Collected data:
-- Start --
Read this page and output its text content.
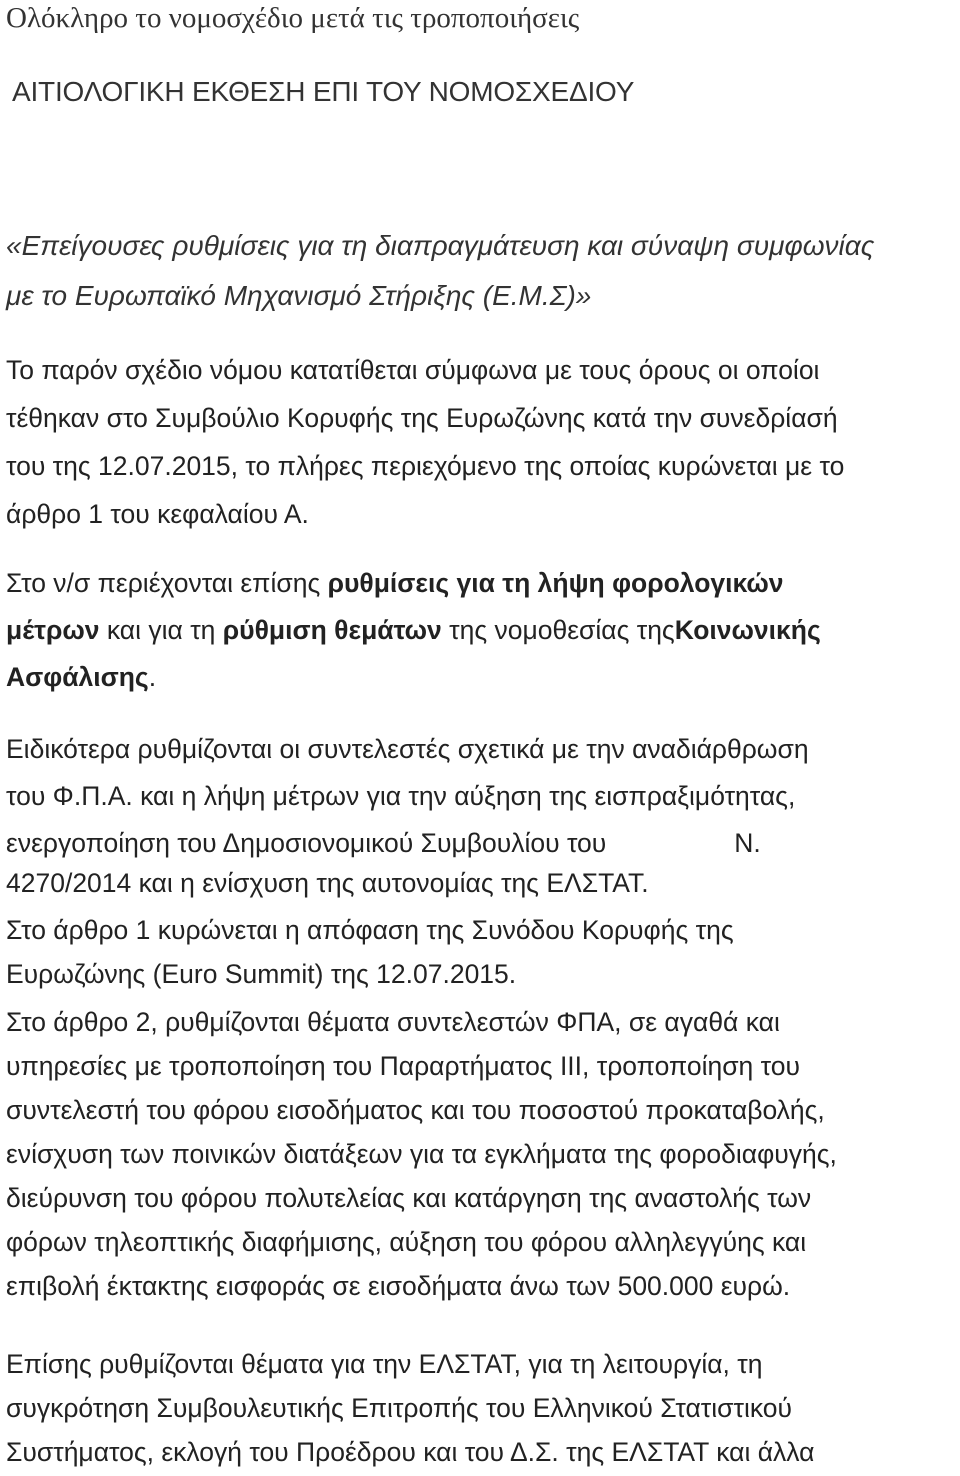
Ολόκληρο το νομοσχέδιο μετά τις τροποποιήσεις
ΑΙΤΙΟΛΟΓΙΚΗ ΕΚΘΕΣΗ ΕΠΙ ΤΟΥ ΝΟΜΟΣΧΕΔΙΟΥ
«Επείγουσες ρυθμίσεις για τη διαπραγμάτευση και σύναψη συμφωνίας
με το Ευρωπαϊκό Μηχανισμό Στήριξης (Ε.Μ.Σ)»
Το παρόν σχέδιο νόμου κατατίθεται σύμφωνα με τους όρους οι οποίοι
τέθηκαν στο Συμβούλιο Κορυφής της Ευρωζώνης κατά την συνεδρίασή
του της 12.07.2015, το πλήρες περιεχόμενο της οποίας κυρώνεται με το
άρθρο 1 του κεφαλαίου Α.
Στο ν/σ περιέχονται επίσης ρυθμίσεις για τη λήψη φορολογικών
μέτρων και για τη ρύθμιση θεμάτων της νομοθεσίας τηςΚοινωνικής
Ασφάλισης.
Ειδικότερα ρυθμίζονται οι συντελεστές σχετικά με την αναδιάρθρωση
του Φ.Π.Α. και η λήψη μέτρων για την αύξηση της εισπραξιμότητας,
ενεργοποίηση του Δημοσιονομικού Συμβουλίου του	Ν.
4270/2014 και η ενίσχυση της αυτονομίας της ΕΛΣΤΑΤ.
Στο άρθρο 1 κυρώνεται η απόφαση της Συνόδου Κορυφής της
Ευρωζώνης (Euro Summit) της 12.07.2015.
Στο άρθρο 2, ρυθμίζονται θέματα συντελεστών ΦΠΑ, σε αγαθά και
υπηρεσίες με τροποποίηση του Παραρτήματος ΙΙΙ, τροποποίηση του
συντελεστή του φόρου εισοδήματος και του ποσοστού προκαταβολής,
ενίσχυση των ποινικών διατάξεων για τα εγκλήματα της φοροδιαφυγής,
διεύρυνση του φόρου πολυτελείας και κατάργηση της αναστολής των
φόρων τηλεοπτικής διαφήμισης, αύξηση του φόρου αλληλεγγύης και
επιβολή έκτακτης εισφοράς σε εισοδήματα άνω των 500.000 ευρώ.
Επίσης ρυθμίζονται θέματα για την ΕΛΣΤΑΤ, για τη λειτουργία, τη
συγκρότηση Συμβουλευτικής Επιτροπής του Ελληνικού Στατιστικού
Συστήματος, εκλογή του Προέδρου και του Δ.Σ. της ΕΛΣΤΑΤ και άλλα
-- End --
Given exercise: Copy out each line in the listing that has the word "μέτρων".

Response for this exercise:
μέτρων και για τη ρύθμιση θεμάτων της νομοθεσίας τηςΚοινωνικής
του Φ.Π.Α. και η λήψη μέτρων για την αύξηση της εισπραξιμότητας,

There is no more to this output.